* start Data excerpts *

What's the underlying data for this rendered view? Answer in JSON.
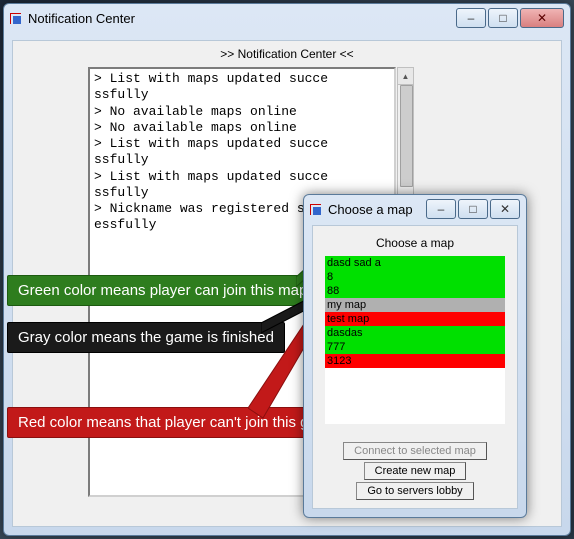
{
  "main_window": {
    "title": "Notification Center",
    "header": ">> Notification Center <<",
    "log_lines": [
      "> List with maps updated successfully",
      "> No available maps online",
      "> No available maps online",
      "> List with maps updated successfully",
      "> List with maps updated successfully",
      "> Nickname was registered successfully"
    ]
  },
  "map_window": {
    "title": "Choose a map",
    "header": "Choose a map",
    "items": [
      {
        "label": "dasd sad a",
        "status": "g"
      },
      {
        "label": "8",
        "status": "g"
      },
      {
        "label": "88",
        "status": "g"
      },
      {
        "label": "my map",
        "status": "gr"
      },
      {
        "label": "test map",
        "status": "r"
      },
      {
        "label": "dasdas",
        "status": "g"
      },
      {
        "label": "777",
        "status": "g"
      },
      {
        "label": "3123",
        "status": "r"
      }
    ],
    "btn_connect": "Connect to selected map",
    "btn_create": "Create new map",
    "btn_lobby": "Go to servers lobby"
  },
  "callouts": {
    "green": "Green color means player can join this map",
    "gray": "Gray color means the game is finished",
    "red": "Red color means that player can't join this game map"
  },
  "win_buttons": {
    "min": "–",
    "max": "□",
    "close": "✕"
  }
}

* end Data excerpts *

### [Problem]
Read the entries above, then pull out the lines that include "title".

### [Solution to this problem]
    "title": "Notification Center",
    "title": "Choose a map",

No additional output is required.